>>

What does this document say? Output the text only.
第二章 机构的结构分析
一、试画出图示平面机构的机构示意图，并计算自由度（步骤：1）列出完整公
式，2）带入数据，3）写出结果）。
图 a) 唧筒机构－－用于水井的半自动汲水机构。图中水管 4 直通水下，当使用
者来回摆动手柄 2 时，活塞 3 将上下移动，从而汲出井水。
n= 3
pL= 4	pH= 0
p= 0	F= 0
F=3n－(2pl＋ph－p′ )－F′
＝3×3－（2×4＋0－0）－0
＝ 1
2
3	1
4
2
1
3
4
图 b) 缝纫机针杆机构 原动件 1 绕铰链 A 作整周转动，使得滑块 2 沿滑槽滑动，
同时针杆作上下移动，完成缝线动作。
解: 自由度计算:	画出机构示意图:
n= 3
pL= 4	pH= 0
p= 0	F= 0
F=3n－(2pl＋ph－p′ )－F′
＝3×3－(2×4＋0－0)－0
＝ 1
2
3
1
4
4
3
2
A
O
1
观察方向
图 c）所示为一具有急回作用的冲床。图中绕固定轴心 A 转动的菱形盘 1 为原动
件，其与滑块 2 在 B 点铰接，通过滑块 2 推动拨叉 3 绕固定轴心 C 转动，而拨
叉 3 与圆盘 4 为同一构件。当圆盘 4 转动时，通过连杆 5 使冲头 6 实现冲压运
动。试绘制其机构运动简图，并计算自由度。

<<

WHAT YOU NEED TO DO:
Copy out the material word for word and line for line.

ANSWER TO THE PROBLEM:
What does this document say? Output the text only.
第二章 机构的结构分析
一、试画出图示平面机构的机构示意图，并计算自由度（步骤：1）列出完整公
式，2）带入数据，3）写出结果）。
图 a) 唧筒机构－－用于水井的半自动汲水机构。图中水管 4 直通水下，当使用
者来回摆动手柄 2 时，活塞 3 将上下移动，从而汲出井水。
n= 3
pL= 4	pH= 0
p= 0	F= 0
F=3n－(2pl＋ph－p′ )－F′
＝3×3－（2×4＋0－0）－0
＝ 1
2
3	1
4
2
1
3
4
图 b) 缝纫机针杆机构 原动件 1 绕铰链 A 作整周转动，使得滑块 2 沿滑槽滑动，
同时针杆作上下移动，完成缝线动作。
解: 自由度计算:	画出机构示意图:
n= 3
pL= 4	pH= 0
p= 0	F= 0
F=3n－(2pl＋ph－p′ )－F′
＝3×3－(2×4＋0－0)－0
＝ 1
2
3
1
4
4
3
2
A
O
1
观察方向
图 c）所示为一具有急回作用的冲床。图中绕固定轴心 A 转动的菱形盘 1 为原动
件，其与滑块 2 在 B 点铰接，通过滑块 2 推动拨叉 3 绕固定轴心 C 转动，而拨
叉 3 与圆盘 4 为同一构件。当圆盘 4 转动时，通过连杆 5 使冲头 6 实现冲压运
动。试绘制其机构运动简图，并计算自由度。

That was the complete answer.